Set exercise -> Reply with one number: how many lines contain the word "PINION".

Records for this exercise ->
[Start]
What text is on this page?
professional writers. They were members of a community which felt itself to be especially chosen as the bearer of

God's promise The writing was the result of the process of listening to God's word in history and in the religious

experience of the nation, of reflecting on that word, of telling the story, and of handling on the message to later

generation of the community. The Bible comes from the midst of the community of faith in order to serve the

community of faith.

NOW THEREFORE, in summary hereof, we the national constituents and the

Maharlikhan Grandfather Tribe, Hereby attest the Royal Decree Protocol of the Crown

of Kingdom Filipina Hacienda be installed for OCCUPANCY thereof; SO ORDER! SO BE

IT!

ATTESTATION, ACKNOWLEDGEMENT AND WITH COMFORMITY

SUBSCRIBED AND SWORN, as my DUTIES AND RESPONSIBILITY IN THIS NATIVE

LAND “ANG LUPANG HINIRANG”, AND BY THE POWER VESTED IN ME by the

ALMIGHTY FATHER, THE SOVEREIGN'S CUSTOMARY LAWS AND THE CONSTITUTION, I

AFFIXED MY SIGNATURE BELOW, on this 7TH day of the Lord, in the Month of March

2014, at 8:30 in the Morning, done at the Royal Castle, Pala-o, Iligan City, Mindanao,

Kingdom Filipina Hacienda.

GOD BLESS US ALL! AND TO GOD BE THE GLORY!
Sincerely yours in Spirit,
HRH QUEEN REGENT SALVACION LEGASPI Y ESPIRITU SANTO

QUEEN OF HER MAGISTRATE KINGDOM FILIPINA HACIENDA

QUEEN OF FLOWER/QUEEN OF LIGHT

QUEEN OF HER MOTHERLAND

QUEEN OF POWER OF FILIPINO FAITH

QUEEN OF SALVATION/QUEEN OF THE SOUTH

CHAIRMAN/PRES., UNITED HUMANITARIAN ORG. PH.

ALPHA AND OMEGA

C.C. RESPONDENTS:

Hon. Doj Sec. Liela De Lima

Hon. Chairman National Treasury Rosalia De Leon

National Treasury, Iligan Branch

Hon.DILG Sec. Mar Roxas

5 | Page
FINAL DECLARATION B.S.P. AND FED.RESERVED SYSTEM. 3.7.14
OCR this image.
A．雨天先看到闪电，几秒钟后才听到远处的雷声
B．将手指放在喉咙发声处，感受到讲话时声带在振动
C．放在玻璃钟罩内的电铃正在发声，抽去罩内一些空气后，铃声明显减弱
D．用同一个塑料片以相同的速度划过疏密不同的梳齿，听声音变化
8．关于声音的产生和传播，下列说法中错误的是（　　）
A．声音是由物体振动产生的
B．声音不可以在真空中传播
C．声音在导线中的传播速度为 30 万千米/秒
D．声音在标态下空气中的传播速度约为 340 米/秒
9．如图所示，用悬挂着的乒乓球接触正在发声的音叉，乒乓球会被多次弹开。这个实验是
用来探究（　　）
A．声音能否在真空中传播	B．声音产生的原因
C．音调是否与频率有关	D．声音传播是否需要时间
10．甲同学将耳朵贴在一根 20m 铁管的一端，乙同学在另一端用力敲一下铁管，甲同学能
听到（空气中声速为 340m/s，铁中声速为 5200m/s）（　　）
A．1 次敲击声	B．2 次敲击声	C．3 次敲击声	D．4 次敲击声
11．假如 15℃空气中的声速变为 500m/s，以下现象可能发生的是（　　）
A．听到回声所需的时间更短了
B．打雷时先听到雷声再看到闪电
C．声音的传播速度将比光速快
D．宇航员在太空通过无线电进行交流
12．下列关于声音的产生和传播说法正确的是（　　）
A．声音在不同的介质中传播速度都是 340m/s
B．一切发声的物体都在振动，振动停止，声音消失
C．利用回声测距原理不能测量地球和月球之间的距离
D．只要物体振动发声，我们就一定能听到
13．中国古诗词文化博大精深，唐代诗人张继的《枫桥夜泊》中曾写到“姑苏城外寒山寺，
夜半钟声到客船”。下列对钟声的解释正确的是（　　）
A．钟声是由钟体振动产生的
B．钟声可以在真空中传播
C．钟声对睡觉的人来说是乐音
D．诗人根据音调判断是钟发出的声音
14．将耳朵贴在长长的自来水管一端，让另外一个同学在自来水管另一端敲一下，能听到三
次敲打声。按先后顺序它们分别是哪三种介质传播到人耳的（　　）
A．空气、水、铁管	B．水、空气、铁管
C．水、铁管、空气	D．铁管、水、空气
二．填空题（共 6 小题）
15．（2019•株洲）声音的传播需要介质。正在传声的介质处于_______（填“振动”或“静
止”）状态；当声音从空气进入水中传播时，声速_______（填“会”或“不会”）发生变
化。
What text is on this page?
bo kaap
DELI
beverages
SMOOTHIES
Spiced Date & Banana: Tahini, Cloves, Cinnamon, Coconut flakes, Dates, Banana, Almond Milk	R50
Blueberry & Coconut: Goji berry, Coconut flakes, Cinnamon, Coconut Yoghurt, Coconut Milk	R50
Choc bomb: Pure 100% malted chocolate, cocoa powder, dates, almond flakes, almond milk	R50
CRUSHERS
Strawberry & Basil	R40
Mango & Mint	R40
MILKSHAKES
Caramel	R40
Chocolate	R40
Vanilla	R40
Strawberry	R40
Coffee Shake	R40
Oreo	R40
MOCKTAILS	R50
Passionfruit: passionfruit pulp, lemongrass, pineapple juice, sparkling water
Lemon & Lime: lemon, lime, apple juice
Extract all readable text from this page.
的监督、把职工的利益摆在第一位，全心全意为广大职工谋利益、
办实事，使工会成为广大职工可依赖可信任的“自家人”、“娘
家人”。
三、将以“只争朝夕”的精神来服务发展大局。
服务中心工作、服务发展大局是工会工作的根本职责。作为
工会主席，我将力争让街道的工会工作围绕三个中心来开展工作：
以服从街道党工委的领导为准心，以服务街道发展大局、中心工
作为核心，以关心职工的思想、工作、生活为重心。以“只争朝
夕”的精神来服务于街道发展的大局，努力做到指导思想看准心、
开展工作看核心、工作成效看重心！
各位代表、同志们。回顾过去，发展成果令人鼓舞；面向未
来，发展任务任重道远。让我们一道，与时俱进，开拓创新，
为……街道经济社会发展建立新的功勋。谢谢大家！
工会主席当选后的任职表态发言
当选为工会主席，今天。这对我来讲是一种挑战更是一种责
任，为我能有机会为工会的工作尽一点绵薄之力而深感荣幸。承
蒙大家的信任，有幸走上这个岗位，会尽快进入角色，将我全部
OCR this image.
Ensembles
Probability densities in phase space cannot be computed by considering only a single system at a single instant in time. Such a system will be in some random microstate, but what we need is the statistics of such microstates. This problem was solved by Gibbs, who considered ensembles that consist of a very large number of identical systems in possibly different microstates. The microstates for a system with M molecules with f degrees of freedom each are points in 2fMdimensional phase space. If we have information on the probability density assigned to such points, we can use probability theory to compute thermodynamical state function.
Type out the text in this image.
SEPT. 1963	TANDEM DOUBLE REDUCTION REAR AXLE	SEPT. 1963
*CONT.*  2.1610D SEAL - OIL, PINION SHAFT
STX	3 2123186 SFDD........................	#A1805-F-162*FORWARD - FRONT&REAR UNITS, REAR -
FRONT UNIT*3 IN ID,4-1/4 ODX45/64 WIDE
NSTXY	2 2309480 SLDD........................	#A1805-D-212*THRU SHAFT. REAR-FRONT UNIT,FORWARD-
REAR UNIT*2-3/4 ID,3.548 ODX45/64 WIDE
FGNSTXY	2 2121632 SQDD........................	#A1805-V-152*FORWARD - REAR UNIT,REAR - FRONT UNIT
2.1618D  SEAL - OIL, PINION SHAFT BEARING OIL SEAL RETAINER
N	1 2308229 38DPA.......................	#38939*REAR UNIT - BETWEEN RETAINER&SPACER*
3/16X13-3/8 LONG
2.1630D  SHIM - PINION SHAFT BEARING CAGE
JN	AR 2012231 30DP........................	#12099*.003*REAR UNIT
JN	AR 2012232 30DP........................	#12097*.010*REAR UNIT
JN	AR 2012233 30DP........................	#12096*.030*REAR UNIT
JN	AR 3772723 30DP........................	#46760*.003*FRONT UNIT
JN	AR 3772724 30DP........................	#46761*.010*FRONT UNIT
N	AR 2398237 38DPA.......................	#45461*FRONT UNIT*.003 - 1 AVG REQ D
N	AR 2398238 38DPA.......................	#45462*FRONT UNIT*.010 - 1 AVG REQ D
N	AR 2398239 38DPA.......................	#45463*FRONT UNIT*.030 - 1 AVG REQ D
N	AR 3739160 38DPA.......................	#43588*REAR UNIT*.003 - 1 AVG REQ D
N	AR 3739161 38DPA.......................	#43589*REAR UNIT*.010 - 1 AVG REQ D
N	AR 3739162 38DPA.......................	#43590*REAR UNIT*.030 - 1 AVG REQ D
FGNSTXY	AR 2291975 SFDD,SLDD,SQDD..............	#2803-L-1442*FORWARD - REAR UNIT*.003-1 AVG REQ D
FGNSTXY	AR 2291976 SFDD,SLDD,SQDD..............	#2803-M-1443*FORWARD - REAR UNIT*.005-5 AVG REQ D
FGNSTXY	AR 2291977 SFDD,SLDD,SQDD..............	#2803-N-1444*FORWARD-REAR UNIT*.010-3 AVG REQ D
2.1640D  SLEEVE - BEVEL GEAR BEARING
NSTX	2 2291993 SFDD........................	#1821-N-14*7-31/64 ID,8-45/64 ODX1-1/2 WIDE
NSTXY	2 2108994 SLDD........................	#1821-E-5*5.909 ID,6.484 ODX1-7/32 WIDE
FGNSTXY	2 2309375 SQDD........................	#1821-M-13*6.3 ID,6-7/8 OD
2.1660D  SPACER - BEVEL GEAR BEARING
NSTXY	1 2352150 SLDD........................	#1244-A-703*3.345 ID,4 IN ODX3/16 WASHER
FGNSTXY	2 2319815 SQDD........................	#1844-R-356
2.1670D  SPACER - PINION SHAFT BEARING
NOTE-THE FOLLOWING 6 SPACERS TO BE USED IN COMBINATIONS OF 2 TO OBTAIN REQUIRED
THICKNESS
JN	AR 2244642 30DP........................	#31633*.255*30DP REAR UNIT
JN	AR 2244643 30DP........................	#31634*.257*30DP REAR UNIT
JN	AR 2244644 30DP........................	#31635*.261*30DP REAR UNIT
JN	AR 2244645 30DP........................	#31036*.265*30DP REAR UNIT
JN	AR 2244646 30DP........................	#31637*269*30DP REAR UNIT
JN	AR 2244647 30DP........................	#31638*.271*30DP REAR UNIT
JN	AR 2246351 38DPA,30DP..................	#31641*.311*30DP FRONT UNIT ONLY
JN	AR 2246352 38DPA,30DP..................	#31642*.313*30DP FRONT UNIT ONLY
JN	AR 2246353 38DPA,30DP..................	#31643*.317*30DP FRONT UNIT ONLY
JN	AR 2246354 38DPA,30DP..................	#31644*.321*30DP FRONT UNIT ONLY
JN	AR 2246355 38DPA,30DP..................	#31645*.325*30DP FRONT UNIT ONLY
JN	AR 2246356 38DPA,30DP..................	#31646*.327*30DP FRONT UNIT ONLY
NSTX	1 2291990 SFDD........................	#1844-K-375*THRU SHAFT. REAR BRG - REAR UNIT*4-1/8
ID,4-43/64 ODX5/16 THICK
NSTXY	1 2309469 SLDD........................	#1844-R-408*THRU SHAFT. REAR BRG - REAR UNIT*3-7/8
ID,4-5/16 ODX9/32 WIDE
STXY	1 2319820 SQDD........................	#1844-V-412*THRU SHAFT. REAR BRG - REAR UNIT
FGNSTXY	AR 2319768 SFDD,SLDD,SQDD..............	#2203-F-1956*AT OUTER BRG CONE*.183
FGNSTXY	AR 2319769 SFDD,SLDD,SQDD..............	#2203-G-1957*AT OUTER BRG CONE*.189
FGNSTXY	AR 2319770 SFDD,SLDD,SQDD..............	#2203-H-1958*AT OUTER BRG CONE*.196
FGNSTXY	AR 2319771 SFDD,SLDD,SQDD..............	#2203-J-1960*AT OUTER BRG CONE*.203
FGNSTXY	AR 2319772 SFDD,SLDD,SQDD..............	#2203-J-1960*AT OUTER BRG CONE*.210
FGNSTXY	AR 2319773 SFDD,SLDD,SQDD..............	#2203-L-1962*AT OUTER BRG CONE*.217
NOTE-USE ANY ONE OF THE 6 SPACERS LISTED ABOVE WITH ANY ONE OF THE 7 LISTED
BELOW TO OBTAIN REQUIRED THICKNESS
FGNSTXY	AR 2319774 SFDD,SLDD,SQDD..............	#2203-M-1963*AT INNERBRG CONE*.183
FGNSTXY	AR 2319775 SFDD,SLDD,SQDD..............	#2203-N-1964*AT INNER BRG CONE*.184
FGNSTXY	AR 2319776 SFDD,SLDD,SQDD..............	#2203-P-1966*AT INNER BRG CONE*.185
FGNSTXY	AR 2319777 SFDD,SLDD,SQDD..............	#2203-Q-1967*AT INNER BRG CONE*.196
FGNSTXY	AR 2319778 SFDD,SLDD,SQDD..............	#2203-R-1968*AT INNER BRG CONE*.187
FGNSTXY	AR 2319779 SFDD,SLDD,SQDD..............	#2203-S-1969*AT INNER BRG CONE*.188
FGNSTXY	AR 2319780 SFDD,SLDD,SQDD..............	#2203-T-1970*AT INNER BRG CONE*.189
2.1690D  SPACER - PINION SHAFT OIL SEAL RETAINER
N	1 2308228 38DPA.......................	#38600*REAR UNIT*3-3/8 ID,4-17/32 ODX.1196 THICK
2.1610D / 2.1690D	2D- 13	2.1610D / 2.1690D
[End]
Exercise answer -> 5